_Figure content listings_
+ + + + +

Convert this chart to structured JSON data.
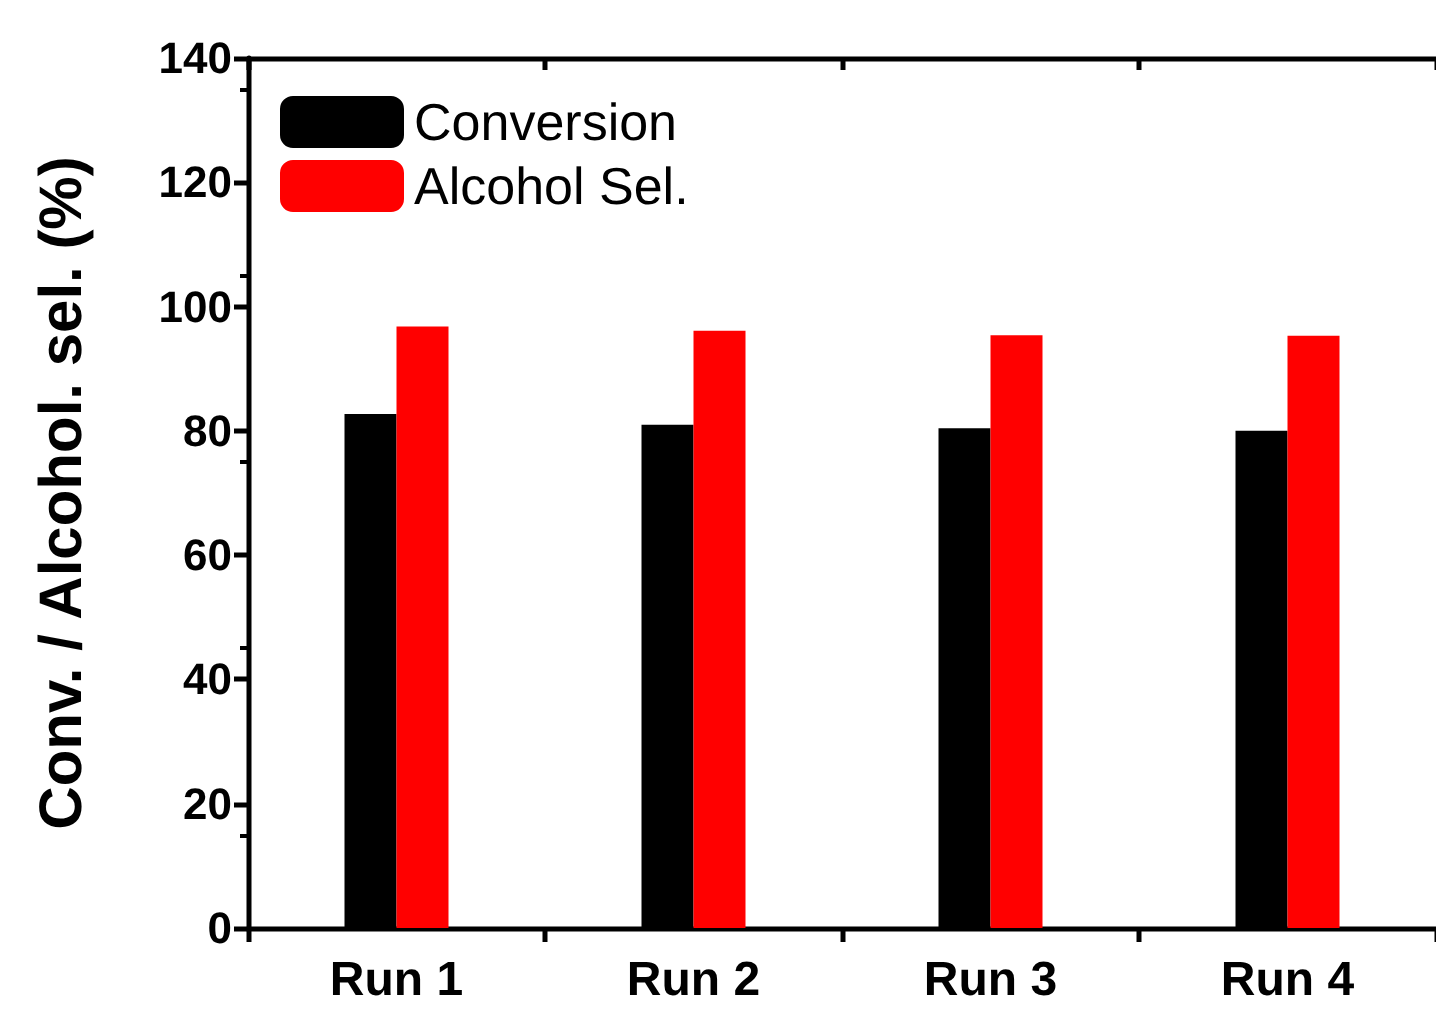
{
  "chart_data": {
    "type": "bar",
    "ylabel": "Conv. / Alcohol. sel. (%)",
    "categories": [
      "Run 1",
      "Run 2",
      "Run 3",
      "Run 4"
    ],
    "series": [
      {
        "name": "Conversion",
        "color": "#000000",
        "values": [
          82.7,
          81.0,
          80.4,
          80.0
        ]
      },
      {
        "name": "Alcohol Sel.",
        "color": "#ff0000",
        "values": [
          96.8,
          96.1,
          95.4,
          95.3
        ]
      }
    ],
    "ylim": [
      0,
      140
    ],
    "yticks": [
      0,
      20,
      40,
      60,
      80,
      100,
      120,
      140
    ],
    "grid": false,
    "legend": "top left"
  }
}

+ + + + +

_What this task involves_
Reproduce the data word for word, excluding its pictures.

_Complete response_
Convert this chart to structured JSON data.
{
  "chart_data": {
    "type": "bar",
    "ylabel": "Conv. / Alcohol. sel. (%)",
    "categories": [
      "Run 1",
      "Run 2",
      "Run 3",
      "Run 4"
    ],
    "series": [
      {
        "name": "Conversion",
        "color": "#000000",
        "values": [
          82.7,
          81.0,
          80.4,
          80.0
        ]
      },
      {
        "name": "Alcohol Sel.",
        "color": "#ff0000",
        "values": [
          96.8,
          96.1,
          95.4,
          95.3
        ]
      }
    ],
    "ylim": [
      0,
      140
    ],
    "yticks": [
      0,
      20,
      40,
      60,
      80,
      100,
      120,
      140
    ],
    "grid": false,
    "legend": "top left"
  }
}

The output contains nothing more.